▶ Prompt
From the entries below, pull out each line where "Sitzplatzangebot" appears.

(Stored records)
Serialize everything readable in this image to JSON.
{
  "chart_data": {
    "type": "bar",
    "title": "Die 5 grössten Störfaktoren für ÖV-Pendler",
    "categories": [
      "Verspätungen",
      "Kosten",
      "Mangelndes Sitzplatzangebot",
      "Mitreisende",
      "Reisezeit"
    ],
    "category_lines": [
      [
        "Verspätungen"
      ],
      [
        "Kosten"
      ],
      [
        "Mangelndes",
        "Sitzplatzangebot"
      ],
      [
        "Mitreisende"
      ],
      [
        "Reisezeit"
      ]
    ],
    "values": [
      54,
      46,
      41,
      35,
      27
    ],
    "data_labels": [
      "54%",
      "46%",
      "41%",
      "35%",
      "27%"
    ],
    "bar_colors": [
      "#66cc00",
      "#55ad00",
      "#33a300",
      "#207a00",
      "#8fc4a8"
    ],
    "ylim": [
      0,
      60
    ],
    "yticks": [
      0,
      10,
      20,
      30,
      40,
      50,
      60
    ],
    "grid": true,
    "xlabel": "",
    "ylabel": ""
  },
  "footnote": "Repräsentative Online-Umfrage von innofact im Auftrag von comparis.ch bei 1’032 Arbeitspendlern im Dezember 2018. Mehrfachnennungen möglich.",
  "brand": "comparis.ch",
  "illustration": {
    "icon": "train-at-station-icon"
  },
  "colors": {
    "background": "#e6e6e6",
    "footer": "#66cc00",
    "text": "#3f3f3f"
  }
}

▶ Exercise response
      "Mangelndes Sitzplatzangebot",
        "Sitzplatzangebot"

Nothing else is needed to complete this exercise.